- [Problem to work on]: Write out the records beneath this line exactly as they appear, minus any images.

───── Input

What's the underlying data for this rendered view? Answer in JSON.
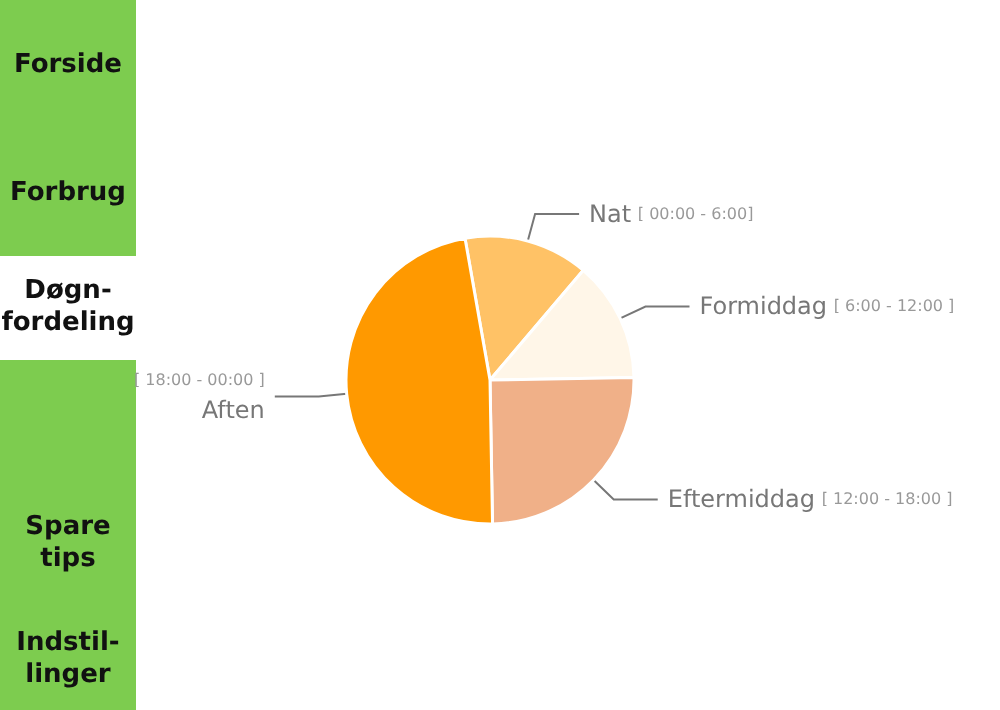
{
  "chart_data": [
    {
      "type": "pie",
      "categories": [
        "Nat [ 00:00 - 6:00]",
        "Formiddag [ 6:00 - 12:00 ]",
        "Eftermiddag [ 12:00 - 18:00 ]",
        "[ 18:00 - 00:00 ] Aften"
      ],
      "values": [
        14,
        13.5,
        25,
        47.5
      ],
      "colors": [
        "#ffc266",
        "#fff6e8",
        "#f0b088",
        "#ff9900"
      ],
      "legend": false
    },
    {
      "type": "other",
      "annotations": [
        "Forside",
        "Forbrug",
        "Døgn-\nfordeling",
        "Spare\ntips",
        "Indstil-\nlinger"
      ]
    }
  ]
}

──────────

- [Problem solution]:
What's the underlying data for this rendered view? Answer in JSON.
{
  "chart_data": [
    {
      "type": "pie",
      "categories": [
        "Nat [ 00:00 - 6:00]",
        "Formiddag [ 6:00 - 12:00 ]",
        "Eftermiddag [ 12:00 - 18:00 ]",
        "[ 18:00 - 00:00 ] Aften"
      ],
      "values": [
        14,
        13.5,
        25,
        47.5
      ],
      "colors": [
        "#ffc266",
        "#fff6e8",
        "#f0b088",
        "#ff9900"
      ],
      "legend": false
    },
    {
      "type": "other",
      "annotations": [
        "Forside",
        "Forbrug",
        "Døgn-\nfordeling",
        "Spare\ntips",
        "Indstil-\nlinger"
      ]
    }
  ]
}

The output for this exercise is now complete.